__The data__:
begin

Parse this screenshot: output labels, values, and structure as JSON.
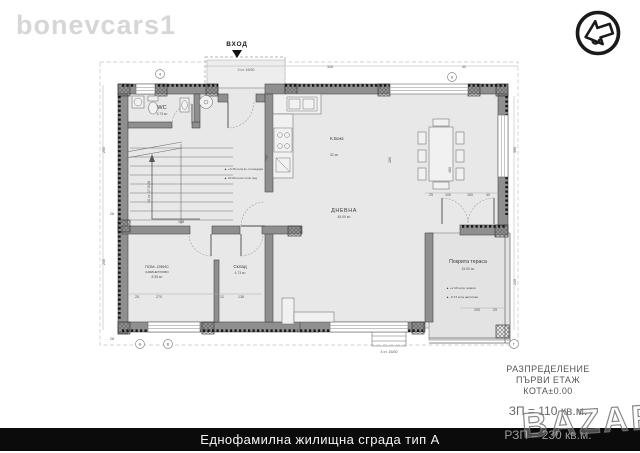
{
  "brand": "bonevcars1",
  "bazar_watermark": "BAZAR",
  "logo": {
    "name": "arrow-logo"
  },
  "footer": {
    "title": "Еднофамилна жилищна сграда тип А"
  },
  "title_block": {
    "line1": "РАЗПРЕДЕЛЕНИЕ",
    "line2": "ПЪРВИ ЕТАЖ",
    "line3": "КОТА±0.00",
    "zp": "ЗП = 110 кв.м.",
    "rzp": "РЗП = 230 кв.м."
  },
  "plan": {
    "entrance_label": "ВХОД",
    "rooms": {
      "wc": {
        "name": "WC",
        "area": "3.73 м²"
      },
      "kitchen": {
        "name": "К.Бокс",
        "area": "32 м²"
      },
      "living": {
        "name": "ДНЕВНА",
        "area": "45.00 м²"
      },
      "storage": {
        "name": "Склад",
        "area": "4.73 м²"
      },
      "office": {
        "name": "ПОМ.-ОФИС",
        "name2": "КАБИНЕТ/ХОБИ",
        "area": "8.36 м²"
      },
      "terrace": {
        "name": "Покрита тераса",
        "area": "15.00 м²"
      }
    },
    "notes": {
      "entry_steps": "3 ст. 15/30",
      "stairs": "16 ст. 17.5/28",
      "terrace_steps": "4 ст. 15/30"
    },
    "annotations": [
      {
        "x": 224,
        "y": 170,
        "t": "▲ +0.15  кота вх. площадка"
      },
      {
        "x": 224,
        "y": 179,
        "t": "▲ ±0.00  кота готов под"
      },
      {
        "x": 446,
        "y": 289,
        "t": "▲ +2.10  кота тераса"
      },
      {
        "x": 446,
        "y": 298,
        "t": "▲ -0.73  кота настилка"
      }
    ],
    "dims": [
      {
        "t": "328",
        "x": 330,
        "y": 68
      },
      {
        "t": "40",
        "x": 464,
        "y": 68
      },
      {
        "t": "250",
        "x": 105,
        "y": 150,
        "r": -90
      },
      {
        "t": "230",
        "x": 105,
        "y": 262,
        "r": -90
      },
      {
        "t": "28",
        "x": 112,
        "y": 215
      },
      {
        "t": "28",
        "x": 112,
        "y": 340
      },
      {
        "t": "760",
        "x": 268,
        "y": 158,
        "r": -90
      },
      {
        "t": "180",
        "x": 391,
        "y": 160,
        "r": -90
      },
      {
        "t": "480",
        "x": 451,
        "y": 170,
        "r": -90
      },
      {
        "t": "25",
        "x": 431,
        "y": 196
      },
      {
        "t": "100",
        "x": 448,
        "y": 196
      },
      {
        "t": "100",
        "x": 470,
        "y": 196
      },
      {
        "t": "40",
        "x": 488,
        "y": 196
      },
      {
        "t": "148",
        "x": 181,
        "y": 223
      },
      {
        "t": "25",
        "x": 137,
        "y": 298
      },
      {
        "t": "270",
        "x": 159,
        "y": 298
      },
      {
        "t": "12",
        "x": 222,
        "y": 298
      },
      {
        "t": "138",
        "x": 241,
        "y": 298
      },
      {
        "t": "200",
        "x": 477,
        "y": 311
      },
      {
        "t": "25",
        "x": 495,
        "y": 311
      },
      {
        "t": "390",
        "x": 516,
        "y": 150,
        "r": -90
      },
      {
        "t": "245",
        "x": 516,
        "y": 282,
        "r": -90
      }
    ],
    "axes": [
      {
        "t": "4",
        "x": 160,
        "y": 74
      },
      {
        "t": "6",
        "x": 452,
        "y": 77
      },
      {
        "t": "Б",
        "x": 140,
        "y": 344
      },
      {
        "t": "В",
        "x": 168,
        "y": 344
      },
      {
        "t": "Г",
        "x": 514,
        "y": 344
      }
    ]
  },
  "colors": {
    "wall": "#8f8f8f",
    "floor": "#e8e8e8",
    "terrace_floor": "#e3e3e3",
    "footer_bar": "#0b0b0b"
  }
}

end

__Task objective__: Reproduce the whole listing word for word, setting aside any pictures.

__Solution to this task__:
Parse this screenshot: output labels, values, and structure as JSON.
{
  "brand": "bonevcars1",
  "bazar_watermark": "BAZAR",
  "logo": {
    "name": "arrow-logo"
  },
  "footer": {
    "title": "Еднофамилна жилищна сграда тип А"
  },
  "title_block": {
    "line1": "РАЗПРЕДЕЛЕНИЕ",
    "line2": "ПЪРВИ ЕТАЖ",
    "line3": "КОТА±0.00",
    "zp": "ЗП = 110 кв.м.",
    "rzp": "РЗП = 230 кв.м."
  },
  "plan": {
    "entrance_label": "ВХОД",
    "rooms": {
      "wc": {
        "name": "WC",
        "area": "3.73 м²"
      },
      "kitchen": {
        "name": "К.Бокс",
        "area": "32 м²"
      },
      "living": {
        "name": "ДНЕВНА",
        "area": "45.00 м²"
      },
      "storage": {
        "name": "Склад",
        "area": "4.73 м²"
      },
      "office": {
        "name": "ПОМ.-ОФИС",
        "name2": "КАБИНЕТ/ХОБИ",
        "area": "8.36 м²"
      },
      "terrace": {
        "name": "Покрита тераса",
        "area": "15.00 м²"
      }
    },
    "notes": {
      "entry_steps": "3 ст. 15/30",
      "stairs": "16 ст. 17.5/28",
      "terrace_steps": "4 ст. 15/30"
    },
    "annotations": [
      {
        "x": 224,
        "y": 170,
        "t": "▲ +0.15  кота вх. площадка"
      },
      {
        "x": 224,
        "y": 179,
        "t": "▲ ±0.00  кота готов под"
      },
      {
        "x": 446,
        "y": 289,
        "t": "▲ +2.10  кота тераса"
      },
      {
        "x": 446,
        "y": 298,
        "t": "▲ -0.73  кота настилка"
      }
    ],
    "dims": [
      {
        "t": "328",
        "x": 330,
        "y": 68
      },
      {
        "t": "40",
        "x": 464,
        "y": 68
      },
      {
        "t": "250",
        "x": 105,
        "y": 150,
        "r": -90
      },
      {
        "t": "230",
        "x": 105,
        "y": 262,
        "r": -90
      },
      {
        "t": "28",
        "x": 112,
        "y": 215
      },
      {
        "t": "28",
        "x": 112,
        "y": 340
      },
      {
        "t": "760",
        "x": 268,
        "y": 158,
        "r": -90
      },
      {
        "t": "180",
        "x": 391,
        "y": 160,
        "r": -90
      },
      {
        "t": "480",
        "x": 451,
        "y": 170,
        "r": -90
      },
      {
        "t": "25",
        "x": 431,
        "y": 196
      },
      {
        "t": "100",
        "x": 448,
        "y": 196
      },
      {
        "t": "100",
        "x": 470,
        "y": 196
      },
      {
        "t": "40",
        "x": 488,
        "y": 196
      },
      {
        "t": "148",
        "x": 181,
        "y": 223
      },
      {
        "t": "25",
        "x": 137,
        "y": 298
      },
      {
        "t": "270",
        "x": 159,
        "y": 298
      },
      {
        "t": "12",
        "x": 222,
        "y": 298
      },
      {
        "t": "138",
        "x": 241,
        "y": 298
      },
      {
        "t": "200",
        "x": 477,
        "y": 311
      },
      {
        "t": "25",
        "x": 495,
        "y": 311
      },
      {
        "t": "390",
        "x": 516,
        "y": 150,
        "r": -90
      },
      {
        "t": "245",
        "x": 516,
        "y": 282,
        "r": -90
      }
    ],
    "axes": [
      {
        "t": "4",
        "x": 160,
        "y": 74
      },
      {
        "t": "6",
        "x": 452,
        "y": 77
      },
      {
        "t": "Б",
        "x": 140,
        "y": 344
      },
      {
        "t": "В",
        "x": 168,
        "y": 344
      },
      {
        "t": "Г",
        "x": 514,
        "y": 344
      }
    ]
  },
  "colors": {
    "wall": "#8f8f8f",
    "floor": "#e8e8e8",
    "terrace_floor": "#e3e3e3",
    "footer_bar": "#0b0b0b"
  }
}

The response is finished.